- **WORK INSTRUCTIONS**:
Here are some entries; quote each one exactly.

- **SOURCE MATERIAL**:
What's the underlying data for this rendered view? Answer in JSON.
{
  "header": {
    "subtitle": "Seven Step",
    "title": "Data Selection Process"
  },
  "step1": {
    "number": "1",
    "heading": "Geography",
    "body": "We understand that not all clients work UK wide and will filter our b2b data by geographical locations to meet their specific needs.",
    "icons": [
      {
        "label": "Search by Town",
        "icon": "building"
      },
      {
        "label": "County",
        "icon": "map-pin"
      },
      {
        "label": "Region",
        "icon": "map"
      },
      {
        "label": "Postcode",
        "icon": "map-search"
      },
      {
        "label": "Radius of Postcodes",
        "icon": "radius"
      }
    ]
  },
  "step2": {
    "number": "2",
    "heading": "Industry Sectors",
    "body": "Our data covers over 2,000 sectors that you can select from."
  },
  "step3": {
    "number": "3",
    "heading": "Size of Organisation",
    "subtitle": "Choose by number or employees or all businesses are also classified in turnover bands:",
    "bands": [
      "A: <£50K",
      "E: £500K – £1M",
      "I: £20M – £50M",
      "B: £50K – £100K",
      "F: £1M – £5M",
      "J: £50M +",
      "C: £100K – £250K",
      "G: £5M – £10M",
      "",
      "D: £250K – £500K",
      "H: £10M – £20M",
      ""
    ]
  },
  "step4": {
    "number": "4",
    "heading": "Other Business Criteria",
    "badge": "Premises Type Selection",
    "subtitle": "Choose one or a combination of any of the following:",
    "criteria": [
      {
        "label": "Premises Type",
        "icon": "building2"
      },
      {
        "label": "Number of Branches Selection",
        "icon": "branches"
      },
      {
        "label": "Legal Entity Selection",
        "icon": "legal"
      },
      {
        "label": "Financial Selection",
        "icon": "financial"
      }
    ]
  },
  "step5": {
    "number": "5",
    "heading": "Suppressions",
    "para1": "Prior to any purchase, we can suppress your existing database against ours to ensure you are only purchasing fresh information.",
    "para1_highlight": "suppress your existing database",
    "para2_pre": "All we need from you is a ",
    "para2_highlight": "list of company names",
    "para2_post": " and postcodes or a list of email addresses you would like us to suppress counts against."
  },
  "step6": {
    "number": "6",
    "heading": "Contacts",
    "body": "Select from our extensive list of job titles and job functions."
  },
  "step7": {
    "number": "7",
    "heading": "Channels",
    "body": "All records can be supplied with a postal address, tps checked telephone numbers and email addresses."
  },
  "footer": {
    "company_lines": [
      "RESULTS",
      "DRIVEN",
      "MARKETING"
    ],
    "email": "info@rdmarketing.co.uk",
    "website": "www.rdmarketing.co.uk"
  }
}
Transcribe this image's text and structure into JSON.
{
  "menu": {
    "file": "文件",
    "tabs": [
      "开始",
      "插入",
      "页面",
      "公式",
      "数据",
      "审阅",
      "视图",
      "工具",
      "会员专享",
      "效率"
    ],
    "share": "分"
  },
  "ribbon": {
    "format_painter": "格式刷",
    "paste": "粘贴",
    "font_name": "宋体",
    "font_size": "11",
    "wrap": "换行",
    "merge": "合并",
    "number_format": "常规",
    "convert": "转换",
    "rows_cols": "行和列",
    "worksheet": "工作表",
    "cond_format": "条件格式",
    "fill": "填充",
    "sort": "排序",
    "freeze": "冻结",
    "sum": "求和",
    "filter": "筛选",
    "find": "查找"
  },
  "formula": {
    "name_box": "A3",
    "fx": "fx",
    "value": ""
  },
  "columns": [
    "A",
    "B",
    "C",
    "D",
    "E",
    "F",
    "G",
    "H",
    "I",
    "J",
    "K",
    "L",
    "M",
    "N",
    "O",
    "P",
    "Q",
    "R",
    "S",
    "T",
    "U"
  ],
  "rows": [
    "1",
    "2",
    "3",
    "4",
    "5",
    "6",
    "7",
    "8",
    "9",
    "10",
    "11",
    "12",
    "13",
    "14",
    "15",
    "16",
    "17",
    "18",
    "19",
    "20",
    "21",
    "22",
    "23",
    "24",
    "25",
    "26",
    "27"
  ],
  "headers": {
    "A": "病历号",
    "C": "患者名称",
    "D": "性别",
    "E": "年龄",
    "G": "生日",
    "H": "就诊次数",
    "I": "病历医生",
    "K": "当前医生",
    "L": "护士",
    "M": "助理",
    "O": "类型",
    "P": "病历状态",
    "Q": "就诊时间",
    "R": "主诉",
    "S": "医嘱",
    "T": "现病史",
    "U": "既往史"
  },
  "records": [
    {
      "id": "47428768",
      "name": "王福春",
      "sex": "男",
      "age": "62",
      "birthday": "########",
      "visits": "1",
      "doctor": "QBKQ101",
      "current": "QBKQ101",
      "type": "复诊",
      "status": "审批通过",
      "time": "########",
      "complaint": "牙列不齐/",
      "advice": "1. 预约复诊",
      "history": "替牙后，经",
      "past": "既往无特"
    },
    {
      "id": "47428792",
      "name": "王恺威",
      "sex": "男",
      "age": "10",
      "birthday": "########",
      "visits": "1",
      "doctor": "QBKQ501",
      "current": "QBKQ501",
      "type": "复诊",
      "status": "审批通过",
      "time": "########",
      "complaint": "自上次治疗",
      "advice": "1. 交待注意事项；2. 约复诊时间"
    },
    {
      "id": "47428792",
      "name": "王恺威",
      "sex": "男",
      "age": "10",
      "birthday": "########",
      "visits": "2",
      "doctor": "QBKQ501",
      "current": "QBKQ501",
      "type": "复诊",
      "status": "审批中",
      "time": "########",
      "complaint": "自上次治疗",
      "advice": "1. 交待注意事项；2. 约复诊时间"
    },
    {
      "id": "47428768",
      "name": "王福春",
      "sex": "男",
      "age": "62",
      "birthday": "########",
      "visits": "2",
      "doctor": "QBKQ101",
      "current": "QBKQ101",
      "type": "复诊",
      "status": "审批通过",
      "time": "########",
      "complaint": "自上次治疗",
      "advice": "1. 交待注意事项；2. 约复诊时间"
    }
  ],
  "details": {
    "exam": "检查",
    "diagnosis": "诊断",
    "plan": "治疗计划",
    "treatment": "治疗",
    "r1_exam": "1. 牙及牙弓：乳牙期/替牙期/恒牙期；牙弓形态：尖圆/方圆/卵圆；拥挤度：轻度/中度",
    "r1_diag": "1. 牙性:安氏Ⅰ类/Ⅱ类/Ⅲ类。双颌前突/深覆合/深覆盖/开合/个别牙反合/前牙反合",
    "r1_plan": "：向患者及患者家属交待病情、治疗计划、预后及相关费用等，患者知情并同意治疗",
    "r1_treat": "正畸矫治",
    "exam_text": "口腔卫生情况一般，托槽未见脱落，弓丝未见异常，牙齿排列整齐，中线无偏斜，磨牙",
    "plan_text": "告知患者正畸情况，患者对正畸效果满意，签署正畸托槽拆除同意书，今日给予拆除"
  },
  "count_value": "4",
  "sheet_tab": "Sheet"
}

- **SOLUTION FOR THIS TASK**:
What's the underlying data for this rendered view? Answer in JSON.
{
  "header": {
    "subtitle": "Seven Step",
    "title": "Data Selection Process"
  },
  "step1": {
    "number": "1",
    "heading": "Geography",
    "body": "We understand that not all clients work UK wide and will filter our b2b data by geographical locations to meet their specific needs.",
    "icons": [
      {
        "label": "Search by Town",
        "icon": "building"
      },
      {
        "label": "County",
        "icon": "map-pin"
      },
      {
        "label": "Region",
        "icon": "map"
      },
      {
        "label": "Postcode",
        "icon": "map-search"
      },
      {
        "label": "Radius of Postcodes",
        "icon": "radius"
      }
    ]
  },
  "step2": {
    "number": "2",
    "heading": "Industry Sectors",
    "body": "Our data covers over 2,000 sectors that you can select from."
  },
  "step3": {
    "number": "3",
    "heading": "Size of Organisation",
    "subtitle": "Choose by number or employees or all businesses are also classified in turnover bands:",
    "bands": [
      "A: <£50K",
      "E: £500K – £1M",
      "I: £20M – £50M",
      "B: £50K – £100K",
      "F: £1M – £5M",
      "J: £50M +",
      "C: £100K – £250K",
      "G: £5M – £10M",
      "",
      "D: £250K – £500K",
      "H: £10M – £20M",
      ""
    ]
  },
  "step4": {
    "number": "4",
    "heading": "Other Business Criteria",
    "badge": "Premises Type Selection",
    "subtitle": "Choose one or a combination of any of the following:",
    "criteria": [
      {
        "label": "Premises Type",
        "icon": "building2"
      },
      {
        "label": "Number of Branches Selection",
        "icon": "branches"
      },
      {
        "label": "Legal Entity Selection",
        "icon": "legal"
      },
      {
        "label": "Financial Selection",
        "icon": "financial"
      }
    ]
  },
  "step5": {
    "number": "5",
    "heading": "Suppressions",
    "para1": "Prior to any purchase, we can suppress your existing database against ours to ensure you are only purchasing fresh information.",
    "para1_highlight": "suppress your existing database",
    "para2_pre": "All we need from you is a ",
    "para2_highlight": "list of company names",
    "para2_post": " and postcodes or a list of email addresses you would like us to suppress counts against."
  },
  "step6": {
    "number": "6",
    "heading": "Contacts",
    "body": "Select from our extensive list of job titles and job functions."
  },
  "step7": {
    "number": "7",
    "heading": "Channels",
    "body": "All records can be supplied with a postal address, tps checked telephone numbers and email addresses."
  },
  "footer": {
    "company_lines": [
      "RESULTS",
      "DRIVEN",
      "MARKETING"
    ],
    "email": "info@rdmarketing.co.uk",
    "website": "www.rdmarketing.co.uk"
  }
}
Transcribe this image's text and structure into JSON.
{
  "menu": {
    "file": "文件",
    "tabs": [
      "开始",
      "插入",
      "页面",
      "公式",
      "数据",
      "审阅",
      "视图",
      "工具",
      "会员专享",
      "效率"
    ],
    "share": "分"
  },
  "ribbon": {
    "format_painter": "格式刷",
    "paste": "粘贴",
    "font_name": "宋体",
    "font_size": "11",
    "wrap": "换行",
    "merge": "合并",
    "number_format": "常规",
    "convert": "转换",
    "rows_cols": "行和列",
    "worksheet": "工作表",
    "cond_format": "条件格式",
    "fill": "填充",
    "sort": "排序",
    "freeze": "冻结",
    "sum": "求和",
    "filter": "筛选",
    "find": "查找"
  },
  "formula": {
    "name_box": "A3",
    "fx": "fx",
    "value": ""
  },
  "columns": [
    "A",
    "B",
    "C",
    "D",
    "E",
    "F",
    "G",
    "H",
    "I",
    "J",
    "K",
    "L",
    "M",
    "N",
    "O",
    "P",
    "Q",
    "R",
    "S",
    "T",
    "U"
  ],
  "rows": [
    "1",
    "2",
    "3",
    "4",
    "5",
    "6",
    "7",
    "8",
    "9",
    "10",
    "11",
    "12",
    "13",
    "14",
    "15",
    "16",
    "17",
    "18",
    "19",
    "20",
    "21",
    "22",
    "23",
    "24",
    "25",
    "26",
    "27"
  ],
  "headers": {
    "A": "病历号",
    "C": "患者名称",
    "D": "性别",
    "E": "年龄",
    "G": "生日",
    "H": "就诊次数",
    "I": "病历医生",
    "K": "当前医生",
    "L": "护士",
    "M": "助理",
    "O": "类型",
    "P": "病历状态",
    "Q": "就诊时间",
    "R": "主诉",
    "S": "医嘱",
    "T": "现病史",
    "U": "既往史"
  },
  "records": [
    {
      "id": "47428768",
      "name": "王福春",
      "sex": "男",
      "age": "62",
      "birthday": "########",
      "visits": "1",
      "doctor": "QBKQ101",
      "current": "QBKQ101",
      "type": "复诊",
      "status": "审批通过",
      "time": "########",
      "complaint": "牙列不齐/",
      "advice": "1. 预约复诊",
      "history": "替牙后，经",
      "past": "既往无特"
    },
    {
      "id": "47428792",
      "name": "王恺威",
      "sex": "男",
      "age": "10",
      "birthday": "########",
      "visits": "1",
      "doctor": "QBKQ501",
      "current": "QBKQ501",
      "type": "复诊",
      "status": "审批通过",
      "time": "########",
      "complaint": "自上次治疗",
      "advice": "1. 交待注意事项；2. 约复诊时间"
    },
    {
      "id": "47428792",
      "name": "王恺威",
      "sex": "男",
      "age": "10",
      "birthday": "########",
      "visits": "2",
      "doctor": "QBKQ501",
      "current": "QBKQ501",
      "type": "复诊",
      "status": "审批中",
      "time": "########",
      "complaint": "自上次治疗",
      "advice": "1. 交待注意事项；2. 约复诊时间"
    },
    {
      "id": "47428768",
      "name": "王福春",
      "sex": "男",
      "age": "62",
      "birthday": "########",
      "visits": "2",
      "doctor": "QBKQ101",
      "current": "QBKQ101",
      "type": "复诊",
      "status": "审批通过",
      "time": "########",
      "complaint": "自上次治疗",
      "advice": "1. 交待注意事项；2. 约复诊时间"
    }
  ],
  "details": {
    "exam": "检查",
    "diagnosis": "诊断",
    "plan": "治疗计划",
    "treatment": "治疗",
    "r1_exam": "1. 牙及牙弓：乳牙期/替牙期/恒牙期；牙弓形态：尖圆/方圆/卵圆；拥挤度：轻度/中度",
    "r1_diag": "1. 牙性:安氏Ⅰ类/Ⅱ类/Ⅲ类。双颌前突/深覆合/深覆盖/开合/个别牙反合/前牙反合",
    "r1_plan": "：向患者及患者家属交待病情、治疗计划、预后及相关费用等，患者知情并同意治疗",
    "r1_treat": "正畸矫治",
    "exam_text": "口腔卫生情况一般，托槽未见脱落，弓丝未见异常，牙齿排列整齐，中线无偏斜，磨牙",
    "plan_text": "告知患者正畸情况，患者对正畸效果满意，签署正畸托槽拆除同意书，今日给予拆除"
  },
  "count_value": "4",
  "sheet_tab": "Sheet"
}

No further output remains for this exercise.